=== STORED RECORDS ===

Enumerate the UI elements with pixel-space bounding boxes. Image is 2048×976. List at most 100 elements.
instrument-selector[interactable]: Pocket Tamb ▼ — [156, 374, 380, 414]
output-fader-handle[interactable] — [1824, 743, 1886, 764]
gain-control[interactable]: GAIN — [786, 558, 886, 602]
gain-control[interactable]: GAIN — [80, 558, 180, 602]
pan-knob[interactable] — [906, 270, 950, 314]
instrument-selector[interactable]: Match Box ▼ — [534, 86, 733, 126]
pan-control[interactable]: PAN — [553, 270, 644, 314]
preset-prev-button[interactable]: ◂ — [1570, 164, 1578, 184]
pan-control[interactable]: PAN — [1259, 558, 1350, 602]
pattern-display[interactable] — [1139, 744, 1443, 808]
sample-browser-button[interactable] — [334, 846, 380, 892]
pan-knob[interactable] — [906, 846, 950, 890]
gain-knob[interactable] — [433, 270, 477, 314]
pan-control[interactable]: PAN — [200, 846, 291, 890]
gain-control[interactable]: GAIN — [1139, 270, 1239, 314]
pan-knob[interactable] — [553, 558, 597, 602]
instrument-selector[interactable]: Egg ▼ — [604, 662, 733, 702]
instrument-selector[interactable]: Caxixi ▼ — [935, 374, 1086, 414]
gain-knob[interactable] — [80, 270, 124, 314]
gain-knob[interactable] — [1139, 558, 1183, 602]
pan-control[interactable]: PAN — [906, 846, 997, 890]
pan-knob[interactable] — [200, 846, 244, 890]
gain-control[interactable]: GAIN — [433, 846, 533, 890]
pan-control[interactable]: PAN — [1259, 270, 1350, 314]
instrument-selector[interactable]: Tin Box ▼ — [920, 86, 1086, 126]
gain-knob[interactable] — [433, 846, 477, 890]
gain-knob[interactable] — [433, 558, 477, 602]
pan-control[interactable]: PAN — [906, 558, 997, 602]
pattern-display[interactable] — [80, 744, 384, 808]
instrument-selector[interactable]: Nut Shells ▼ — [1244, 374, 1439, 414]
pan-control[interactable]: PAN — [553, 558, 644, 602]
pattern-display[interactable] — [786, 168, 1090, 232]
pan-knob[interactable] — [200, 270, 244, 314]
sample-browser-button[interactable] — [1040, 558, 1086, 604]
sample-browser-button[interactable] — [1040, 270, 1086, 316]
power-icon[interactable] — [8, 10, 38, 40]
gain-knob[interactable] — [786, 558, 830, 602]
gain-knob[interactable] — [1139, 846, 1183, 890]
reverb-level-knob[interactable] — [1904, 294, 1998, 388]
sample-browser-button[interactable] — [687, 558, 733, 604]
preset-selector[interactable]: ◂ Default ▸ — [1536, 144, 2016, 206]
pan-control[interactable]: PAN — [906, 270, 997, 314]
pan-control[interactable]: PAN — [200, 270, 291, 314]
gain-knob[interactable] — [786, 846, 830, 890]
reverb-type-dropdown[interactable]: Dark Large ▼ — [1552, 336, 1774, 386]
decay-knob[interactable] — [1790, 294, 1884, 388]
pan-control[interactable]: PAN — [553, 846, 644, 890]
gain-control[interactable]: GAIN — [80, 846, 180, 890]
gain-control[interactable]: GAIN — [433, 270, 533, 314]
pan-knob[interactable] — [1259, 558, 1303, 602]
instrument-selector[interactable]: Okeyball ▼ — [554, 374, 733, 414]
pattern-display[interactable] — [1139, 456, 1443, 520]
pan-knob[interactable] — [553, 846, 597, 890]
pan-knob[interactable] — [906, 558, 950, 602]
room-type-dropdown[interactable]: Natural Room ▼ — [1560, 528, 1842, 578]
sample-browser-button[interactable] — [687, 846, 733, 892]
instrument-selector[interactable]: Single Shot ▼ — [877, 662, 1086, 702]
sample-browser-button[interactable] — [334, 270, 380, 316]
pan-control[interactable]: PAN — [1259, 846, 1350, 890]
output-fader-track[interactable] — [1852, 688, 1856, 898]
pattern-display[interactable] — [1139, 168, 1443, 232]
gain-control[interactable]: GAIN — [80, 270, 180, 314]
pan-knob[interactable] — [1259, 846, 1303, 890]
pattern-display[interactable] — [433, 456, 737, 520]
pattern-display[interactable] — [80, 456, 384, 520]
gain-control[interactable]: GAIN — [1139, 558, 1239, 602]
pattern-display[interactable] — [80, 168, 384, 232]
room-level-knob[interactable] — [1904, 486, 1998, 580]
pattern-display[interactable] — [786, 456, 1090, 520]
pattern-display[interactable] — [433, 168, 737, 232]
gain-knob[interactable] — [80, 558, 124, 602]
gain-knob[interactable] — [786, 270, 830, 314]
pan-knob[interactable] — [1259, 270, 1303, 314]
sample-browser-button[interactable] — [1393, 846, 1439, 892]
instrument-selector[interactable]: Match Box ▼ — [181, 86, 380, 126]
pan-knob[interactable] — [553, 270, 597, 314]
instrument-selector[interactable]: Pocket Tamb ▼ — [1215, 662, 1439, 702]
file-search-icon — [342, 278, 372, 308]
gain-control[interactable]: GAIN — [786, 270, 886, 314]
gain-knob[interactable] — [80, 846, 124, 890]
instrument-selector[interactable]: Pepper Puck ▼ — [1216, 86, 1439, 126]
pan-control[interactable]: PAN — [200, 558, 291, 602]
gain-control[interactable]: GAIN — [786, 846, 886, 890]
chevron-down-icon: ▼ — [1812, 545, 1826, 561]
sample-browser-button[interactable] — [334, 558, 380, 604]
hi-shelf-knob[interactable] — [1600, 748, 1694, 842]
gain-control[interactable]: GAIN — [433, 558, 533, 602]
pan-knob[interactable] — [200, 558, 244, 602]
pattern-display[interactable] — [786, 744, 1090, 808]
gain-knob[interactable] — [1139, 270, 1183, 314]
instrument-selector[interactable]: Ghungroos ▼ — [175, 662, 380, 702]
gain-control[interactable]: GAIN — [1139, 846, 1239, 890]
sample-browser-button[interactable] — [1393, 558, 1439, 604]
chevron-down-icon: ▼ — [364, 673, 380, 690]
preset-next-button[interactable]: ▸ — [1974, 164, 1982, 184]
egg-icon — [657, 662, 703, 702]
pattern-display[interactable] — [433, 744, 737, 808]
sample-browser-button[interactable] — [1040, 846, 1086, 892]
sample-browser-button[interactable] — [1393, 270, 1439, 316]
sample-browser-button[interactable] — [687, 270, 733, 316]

=== PROBLEM ===
Reproduce the records with every instance of "sample-browser-button" changed to "sample-picker-button", leaving everything else as it stands.

=== TASK SOLUTION ===
Enumerate the UI elements with pixel-space bounding boxes. Image is 2048×976. List at most 100 elements.
instrument-selector[interactable]: Pocket Tamb ▼ — [156, 374, 380, 414]
output-fader-handle[interactable] — [1824, 743, 1886, 764]
gain-control[interactable]: GAIN — [786, 558, 886, 602]
gain-control[interactable]: GAIN — [80, 558, 180, 602]
pan-knob[interactable] — [906, 270, 950, 314]
instrument-selector[interactable]: Match Box ▼ — [534, 86, 733, 126]
pan-control[interactable]: PAN — [553, 270, 644, 314]
preset-prev-button[interactable]: ◂ — [1570, 164, 1578, 184]
pan-control[interactable]: PAN — [1259, 558, 1350, 602]
pattern-display[interactable] — [1139, 744, 1443, 808]
sample-picker-button[interactable] — [334, 846, 380, 892]
pan-knob[interactable] — [906, 846, 950, 890]
gain-knob[interactable] — [433, 270, 477, 314]
pan-control[interactable]: PAN — [200, 846, 291, 890]
gain-control[interactable]: GAIN — [1139, 270, 1239, 314]
pan-knob[interactable] — [553, 558, 597, 602]
instrument-selector[interactable]: Egg ▼ — [604, 662, 733, 702]
instrument-selector[interactable]: Caxixi ▼ — [935, 374, 1086, 414]
gain-knob[interactable] — [80, 270, 124, 314]
gain-knob[interactable] — [1139, 558, 1183, 602]
pan-control[interactable]: PAN — [906, 846, 997, 890]
pan-knob[interactable] — [200, 846, 244, 890]
gain-control[interactable]: GAIN — [433, 846, 533, 890]
pan-control[interactable]: PAN — [1259, 270, 1350, 314]
instrument-selector[interactable]: Tin Box ▼ — [920, 86, 1086, 126]
gain-knob[interactable] — [433, 846, 477, 890]
gain-knob[interactable] — [433, 558, 477, 602]
pan-control[interactable]: PAN — [906, 558, 997, 602]
pattern-display[interactable] — [80, 744, 384, 808]
instrument-selector[interactable]: Nut Shells ▼ — [1244, 374, 1439, 414]
pan-control[interactable]: PAN — [553, 558, 644, 602]
pattern-display[interactable] — [786, 168, 1090, 232]
pan-knob[interactable] — [200, 270, 244, 314]
sample-picker-button[interactable] — [1040, 558, 1086, 604]
sample-picker-button[interactable] — [1040, 270, 1086, 316]
power-icon[interactable] — [8, 10, 38, 40]
gain-knob[interactable] — [786, 558, 830, 602]
gain-knob[interactable] — [1139, 846, 1183, 890]
reverb-level-knob[interactable] — [1904, 294, 1998, 388]
sample-picker-button[interactable] — [687, 558, 733, 604]
preset-selector[interactable]: ◂ Default ▸ — [1536, 144, 2016, 206]
pan-control[interactable]: PAN — [906, 270, 997, 314]
pan-control[interactable]: PAN — [200, 270, 291, 314]
gain-knob[interactable] — [786, 846, 830, 890]
reverb-type-dropdown[interactable]: Dark Large ▼ — [1552, 336, 1774, 386]
decay-knob[interactable] — [1790, 294, 1884, 388]
pan-control[interactable]: PAN — [553, 846, 644, 890]
gain-control[interactable]: GAIN — [80, 846, 180, 890]
gain-control[interactable]: GAIN — [433, 270, 533, 314]
pan-knob[interactable] — [1259, 558, 1303, 602]
instrument-selector[interactable]: Okeyball ▼ — [554, 374, 733, 414]
pattern-display[interactable] — [1139, 456, 1443, 520]
pan-knob[interactable] — [553, 846, 597, 890]
pan-knob[interactable] — [906, 558, 950, 602]
room-type-dropdown[interactable]: Natural Room ▼ — [1560, 528, 1842, 578]
sample-picker-button[interactable] — [687, 846, 733, 892]
instrument-selector[interactable]: Single Shot ▼ — [877, 662, 1086, 702]
sample-picker-button[interactable] — [334, 270, 380, 316]
pan-control[interactable]: PAN — [1259, 846, 1350, 890]
output-fader-track[interactable] — [1852, 688, 1856, 898]
pattern-display[interactable] — [1139, 168, 1443, 232]
gain-control[interactable]: GAIN — [80, 270, 180, 314]
pan-knob[interactable] — [1259, 846, 1303, 890]
pattern-display[interactable] — [433, 456, 737, 520]
pattern-display[interactable] — [80, 456, 384, 520]
gain-control[interactable]: GAIN — [1139, 558, 1239, 602]
pattern-display[interactable] — [80, 168, 384, 232]
room-level-knob[interactable] — [1904, 486, 1998, 580]
pattern-display[interactable] — [786, 456, 1090, 520]
pattern-display[interactable] — [433, 168, 737, 232]
gain-knob[interactable] — [80, 558, 124, 602]
gain-knob[interactable] — [786, 270, 830, 314]
pan-knob[interactable] — [1259, 270, 1303, 314]
sample-picker-button[interactable] — [1393, 846, 1439, 892]
instrument-selector[interactable]: Match Box ▼ — [181, 86, 380, 126]
pan-knob[interactable] — [553, 270, 597, 314]
instrument-selector[interactable]: Pocket Tamb ▼ — [1215, 662, 1439, 702]
file-search-icon — [342, 278, 372, 308]
gain-control[interactable]: GAIN — [786, 270, 886, 314]
gain-knob[interactable] — [80, 846, 124, 890]
instrument-selector[interactable]: Pepper Puck ▼ — [1216, 86, 1439, 126]
pan-control[interactable]: PAN — [200, 558, 291, 602]
gain-control[interactable]: GAIN — [786, 846, 886, 890]
chevron-down-icon: ▼ — [1812, 545, 1826, 561]
sample-picker-button[interactable] — [334, 558, 380, 604]
hi-shelf-knob[interactable] — [1600, 748, 1694, 842]
gain-control[interactable]: GAIN — [433, 558, 533, 602]
pan-knob[interactable] — [200, 558, 244, 602]
pattern-display[interactable] — [786, 744, 1090, 808]
gain-knob[interactable] — [1139, 270, 1183, 314]
instrument-selector[interactable]: Ghungroos ▼ — [175, 662, 380, 702]
gain-control[interactable]: GAIN — [1139, 846, 1239, 890]
sample-picker-button[interactable] — [1393, 558, 1439, 604]
chevron-down-icon: ▼ — [364, 673, 380, 690]
preset-next-button[interactable]: ▸ — [1974, 164, 1982, 184]
egg-icon — [657, 662, 703, 702]
pattern-display[interactable] — [433, 744, 737, 808]
sample-picker-button[interactable] — [1040, 846, 1086, 892]
sample-picker-button[interactable] — [1393, 270, 1439, 316]
sample-picker-button[interactable] — [687, 270, 733, 316]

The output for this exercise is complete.